#### Problem to work on
Quote, verbatim, all material below, without pictures.

#### Data provided
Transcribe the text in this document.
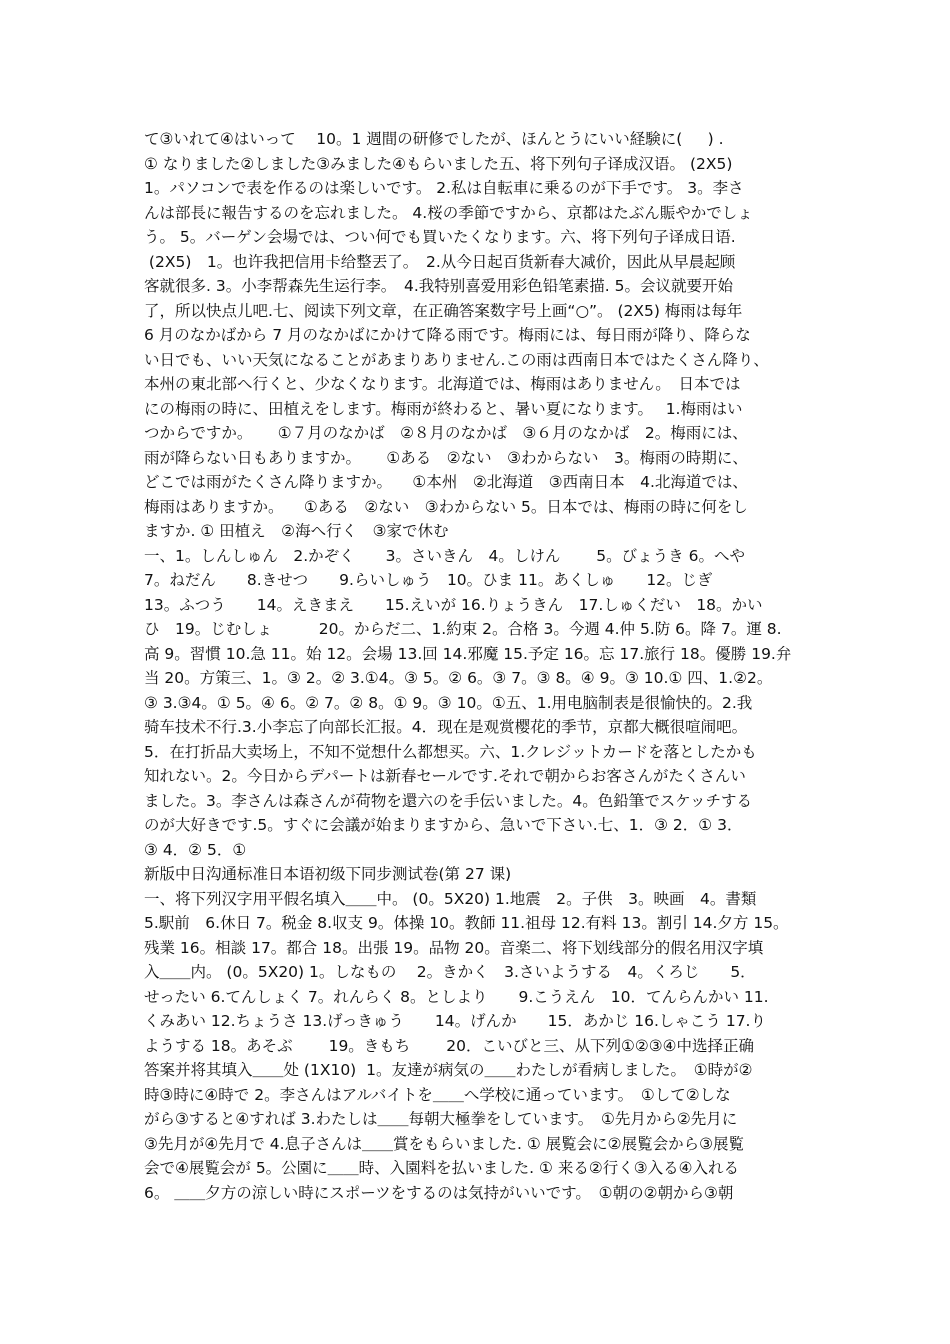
て③いれて④はいって　 10。1 週間の研修でしたが、ほんとうにいい経験に(　  ) .
① なりました②しました③みました④もらいました五、将下列句子译成汉语。 (2X5)
1。パソコンで表を作るのは楽しいです。 2.私は自転車に乗るのが下手です。 3。李さ
んは部長に報告するのを忘れました。 4.桜の季節ですから、京都はたぶん賑やかでしょ
う。 5。バーゲン会場では、つい何でも買いたくなります。六、将下列句子译成日语.
(2X5)　1。也许我把信用卡给整丟了。　2.从今日起百货新春大减价，因此从早晨起顾
客就很多. 3。小李帮森先生运行李。　4.我特别喜爱用彩色铅笔素描. 5。会议就要开始
了，所以快点儿吧.七、阅读下列文章，在正确答案数字号上画“○”。 (2X5) 梅雨は每年
6 月のなかばから 7 月のなかばにかけて降る雨です。梅雨には、每日雨が降り、降らな
い日でも、いい天気になることがあまりありません.この雨は西南日本ではたくさん降り、
本州の東北部へ行くと、少なくなります。北海道では、梅雨はありません。　日本では
にの梅雨の時に、田植えをします。梅雨が終わると、暑い夏になります。　 1.梅雨はい
つからですか。 　 ①７月のなかば　②８月のなかば　③６月のなかば　2。梅雨には、
雨が降らない日もありますか。 　 ①ある　②ない　③わからない　3。梅雨の時期に、
どこでは雨がたくさん降りますか。 　①本州　②北海道　③西南日本　4.北海道では、
梅雨はありますか。 　①ある　②ない　③わからない 5。日本では、梅雨の時に何をし
ますか. ① 田植え　②海へ行く　③家で休む
一、1。しんしゅん　2.かぞく　　3。さいきん　4。しけん　　 5。びょうき 6。へや
7。ねだん　　8.きせつ　　9.らいしゅう　10。ひま 11。あくしゅ　　12。じぎ
13。ふつう　　14。えきまえ　　15.えいが 16.りょうきん　17.しゅくだい　18。かい
ひ　19。じむしょ　　　20。からだ二、1.約束 2。合格 3。今週 4.仲 5.防 6。降 7。運 8.
高 9。習慣 10.急 11。始 12。会場 13.回 14.邪魔 15.予定 16。忘 17.旅行 18。優勝 19.弁
当 20。方策三、1。③ 2。② 3.①4。③ 5。② 6。③ 7。③ 8。④ 9。③ 10.① 四、1.②2。
③ 3.③4。① 5。④ 6。② 7。② 8。① 9。③ 10。①五、1.用电脑制表是很愉快的。2.我
骑车技术不行.3.小李忘了向部长汇报。4．现在是观赏樱花的季节，京都大概很喧闹吧。
5．在打折品大卖场上，不知不觉想什么都想买。六、1.クレジットカードを落としたかも
知れない。2。今日からデパートは新春セールです.それで朝からお客さんがたくさんい
ました。3。李さんは森さんが荷物を還六のを手伝いました。4。色鉛筆でスケッチする
のが大好きです.5。すぐに会議が始まりますから、急いで下さい.七、1．③ 2．① 3．
③ 4．② 5．①
新版中日沟通标准日本语初级下同步测试卷(第 27 课)
一、将下列汉字用平假名填入＿＿中。 (0。5X20) 1.地震　2。子供　3。映画　4。書類
5.駅前　6.休日 7。税金 8.収支 9。体操 10。教師 11.祖母 12.有料 13。割引 14.夕方 15。
残業 16。相談 17。都合 18。出張 19。品物 20。音楽二、将下划线部分的假名用汉字填
入＿＿内。 (0。5X20) 1。しなもの　 2。きかく　3.さいようする　4。くろじ　　5．
せったい 6.てんしょく 7。れんらく 8。としより　　9.こうえん　10．てんらんかい 11.
くみあい 12.ちょうさ 13.げっきゅう　　14。げんか　　15．あかじ 16.しゃこう 17.り
ようする 18。あそぶ　　 19。きもち　　 20．こいびと三、从下列①②③④中选择正确
答案并将其填入＿＿处 (1X10)  1。友達が病気の＿＿わたしが看病しました。　①時が②
時③時に④時で 2。李さんはアルバイトを＿＿へ学校に通っています。　①して②しな
がら③すると④すれば 3.わたしは＿＿每朝大極拳をしています。　①先月から②先月に
③先月が④先月で 4.息子さんは＿＿賞をもらいました. ① 展覧会に②展覧会から③展覧
会で④展覧会が 5。公園に＿＿時、入園料を払いました. ① 来る②行く③入る④入れる
6。 ＿＿夕方の涼しい時にスポーツをするのは気持がいいです。　①朝の②朝から③朝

#### Problem solution
Transcribe the text in this document.
て③いれて④はいって　 10。1 週間の研修でしたが、ほんとうにいい経験に(　  ) .
① なりました②しました③みました④もらいました五、将下列句子译成汉语。 (2X5)
1。パソコンで表を作るのは楽しいです。 2.私は自転車に乗るのが下手です。 3。李さ
んは部長に報告するのを忘れました。 4.桜の季節ですから、京都はたぶん賑やかでしょ
う。 5。バーゲン会場では、つい何でも買いたくなります。六、将下列句子译成日语.
(2X5)　1。也许我把信用卡给整丟了。　2.从今日起百货新春大减价，因此从早晨起顾
客就很多. 3。小李帮森先生运行李。　4.我特别喜爱用彩色铅笔素描. 5。会议就要开始
了，所以快点儿吧.七、阅读下列文章，在正确答案数字号上画“○”。 (2X5) 梅雨は每年
6 月のなかばから 7 月のなかばにかけて降る雨です。梅雨には、每日雨が降り、降らな
い日でも、いい天気になることがあまりありません.この雨は西南日本ではたくさん降り、
本州の東北部へ行くと、少なくなります。北海道では、梅雨はありません。　日本では
にの梅雨の時に、田植えをします。梅雨が終わると、暑い夏になります。　 1.梅雨はい
つからですか。 　 ①７月のなかば　②８月のなかば　③６月のなかば　2。梅雨には、
雨が降らない日もありますか。 　 ①ある　②ない　③わからない　3。梅雨の時期に、
どこでは雨がたくさん降りますか。 　①本州　②北海道　③西南日本　4.北海道では、
梅雨はありますか。 　①ある　②ない　③わからない 5。日本では、梅雨の時に何をし
ますか. ① 田植え　②海へ行く　③家で休む
一、1。しんしゅん　2.かぞく　　3。さいきん　4。しけん　　 5。びょうき 6。へや
7。ねだん　　8.きせつ　　9.らいしゅう　10。ひま 11。あくしゅ　　12。じぎ
13。ふつう　　14。えきまえ　　15.えいが 16.りょうきん　17.しゅくだい　18。かい
ひ　19。じむしょ　　　20。からだ二、1.約束 2。合格 3。今週 4.仲 5.防 6。降 7。運 8.
高 9。習慣 10.急 11。始 12。会場 13.回 14.邪魔 15.予定 16。忘 17.旅行 18。優勝 19.弁
当 20。方策三、1。③ 2。② 3.①4。③ 5。② 6。③ 7。③ 8。④ 9。③ 10.① 四、1.②2。
③ 3.③4。① 5。④ 6。② 7。② 8。① 9。③ 10。①五、1.用电脑制表是很愉快的。2.我
骑车技术不行.3.小李忘了向部长汇报。4．现在是观赏樱花的季节，京都大概很喧闹吧。
5．在打折品大卖场上，不知不觉想什么都想买。六、1.クレジットカードを落としたかも
知れない。2。今日からデパートは新春セールです.それで朝からお客さんがたくさんい
ました。3。李さんは森さんが荷物を還六のを手伝いました。4。色鉛筆でスケッチする
のが大好きです.5。すぐに会議が始まりますから、急いで下さい.七、1．③ 2．① 3．
③ 4．② 5．①
新版中日沟通标准日本语初级下同步测试卷(第 27 课)
一、将下列汉字用平假名填入＿＿中。 (0。5X20) 1.地震　2。子供　3。映画　4。書類
5.駅前　6.休日 7。税金 8.収支 9。体操 10。教師 11.祖母 12.有料 13。割引 14.夕方 15。
残業 16。相談 17。都合 18。出張 19。品物 20。音楽二、将下划线部分的假名用汉字填
入＿＿内。 (0。5X20) 1。しなもの　 2。きかく　3.さいようする　4。くろじ　　5．
せったい 6.てんしょく 7。れんらく 8。としより　　9.こうえん　10．てんらんかい 11.
くみあい 12.ちょうさ 13.げっきゅう　　14。げんか　　15．あかじ 16.しゃこう 17.り
ようする 18。あそぶ　　 19。きもち　　 20．こいびと三、从下列①②③④中选择正确
答案并将其填入＿＿处 (1X10)  1。友達が病気の＿＿わたしが看病しました。　①時が②
時③時に④時で 2。李さんはアルバイトを＿＿へ学校に通っています。　①して②しな
がら③すると④すれば 3.わたしは＿＿每朝大極拳をしています。　①先月から②先月に
③先月が④先月で 4.息子さんは＿＿賞をもらいました. ① 展覧会に②展覧会から③展覧
会で④展覧会が 5。公園に＿＿時、入園料を払いました. ① 来る②行く③入る④入れる
6。 ＿＿夕方の涼しい時にスポーツをするのは気持がいいです。　①朝の②朝から③朝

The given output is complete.